◆ WORK INSTRUCTIONS
Print all of the entries exactly, minus the pictures.

——

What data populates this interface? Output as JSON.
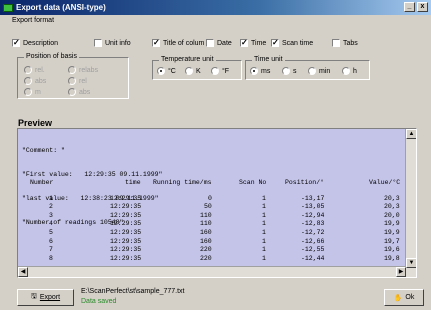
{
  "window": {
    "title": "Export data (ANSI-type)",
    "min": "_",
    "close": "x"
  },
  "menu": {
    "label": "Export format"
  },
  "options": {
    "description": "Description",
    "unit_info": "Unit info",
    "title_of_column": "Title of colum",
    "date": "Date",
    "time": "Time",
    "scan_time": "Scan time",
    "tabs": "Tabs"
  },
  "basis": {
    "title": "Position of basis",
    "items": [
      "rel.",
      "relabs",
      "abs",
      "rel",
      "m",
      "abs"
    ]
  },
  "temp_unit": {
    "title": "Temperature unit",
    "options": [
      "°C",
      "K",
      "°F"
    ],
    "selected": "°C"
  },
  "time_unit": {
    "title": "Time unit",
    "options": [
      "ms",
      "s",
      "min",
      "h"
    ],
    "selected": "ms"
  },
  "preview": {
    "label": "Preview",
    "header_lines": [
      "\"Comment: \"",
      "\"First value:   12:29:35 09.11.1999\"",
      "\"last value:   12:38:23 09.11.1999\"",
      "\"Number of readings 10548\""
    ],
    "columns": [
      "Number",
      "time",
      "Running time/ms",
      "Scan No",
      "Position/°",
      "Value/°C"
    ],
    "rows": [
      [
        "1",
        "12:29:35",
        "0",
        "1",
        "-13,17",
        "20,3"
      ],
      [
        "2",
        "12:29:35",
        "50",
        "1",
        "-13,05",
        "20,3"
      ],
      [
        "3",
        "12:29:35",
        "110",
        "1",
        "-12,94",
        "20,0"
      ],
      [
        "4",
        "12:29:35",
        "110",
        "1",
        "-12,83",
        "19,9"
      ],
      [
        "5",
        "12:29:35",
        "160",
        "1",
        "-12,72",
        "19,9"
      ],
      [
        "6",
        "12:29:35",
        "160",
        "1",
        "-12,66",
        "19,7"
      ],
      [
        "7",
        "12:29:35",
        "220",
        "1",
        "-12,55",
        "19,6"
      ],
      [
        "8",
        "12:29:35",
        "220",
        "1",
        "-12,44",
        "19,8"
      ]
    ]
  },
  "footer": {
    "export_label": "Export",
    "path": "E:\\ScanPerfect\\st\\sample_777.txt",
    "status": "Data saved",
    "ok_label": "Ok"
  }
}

——

◆ THE REPLY
What data populates this interface? Output as JSON.
{
  "window": {
    "title": "Export data (ANSI-type)",
    "min": "_",
    "close": "x"
  },
  "menu": {
    "label": "Export format"
  },
  "options": {
    "description": "Description",
    "unit_info": "Unit info",
    "title_of_column": "Title of colum",
    "date": "Date",
    "time": "Time",
    "scan_time": "Scan time",
    "tabs": "Tabs"
  },
  "basis": {
    "title": "Position of basis",
    "items": [
      "rel.",
      "relabs",
      "abs",
      "rel",
      "m",
      "abs"
    ]
  },
  "temp_unit": {
    "title": "Temperature unit",
    "options": [
      "°C",
      "K",
      "°F"
    ],
    "selected": "°C"
  },
  "time_unit": {
    "title": "Time unit",
    "options": [
      "ms",
      "s",
      "min",
      "h"
    ],
    "selected": "ms"
  },
  "preview": {
    "label": "Preview",
    "header_lines": [
      "\"Comment: \"",
      "\"First value:   12:29:35 09.11.1999\"",
      "\"last value:   12:38:23 09.11.1999\"",
      "\"Number of readings 10548\""
    ],
    "columns": [
      "Number",
      "time",
      "Running time/ms",
      "Scan No",
      "Position/°",
      "Value/°C"
    ],
    "rows": [
      [
        "1",
        "12:29:35",
        "0",
        "1",
        "-13,17",
        "20,3"
      ],
      [
        "2",
        "12:29:35",
        "50",
        "1",
        "-13,05",
        "20,3"
      ],
      [
        "3",
        "12:29:35",
        "110",
        "1",
        "-12,94",
        "20,0"
      ],
      [
        "4",
        "12:29:35",
        "110",
        "1",
        "-12,83",
        "19,9"
      ],
      [
        "5",
        "12:29:35",
        "160",
        "1",
        "-12,72",
        "19,9"
      ],
      [
        "6",
        "12:29:35",
        "160",
        "1",
        "-12,66",
        "19,7"
      ],
      [
        "7",
        "12:29:35",
        "220",
        "1",
        "-12,55",
        "19,6"
      ],
      [
        "8",
        "12:29:35",
        "220",
        "1",
        "-12,44",
        "19,8"
      ]
    ]
  },
  "footer": {
    "export_label": "Export",
    "path": "E:\\ScanPerfect\\st\\sample_777.txt",
    "status": "Data saved",
    "ok_label": "Ok"
  }
}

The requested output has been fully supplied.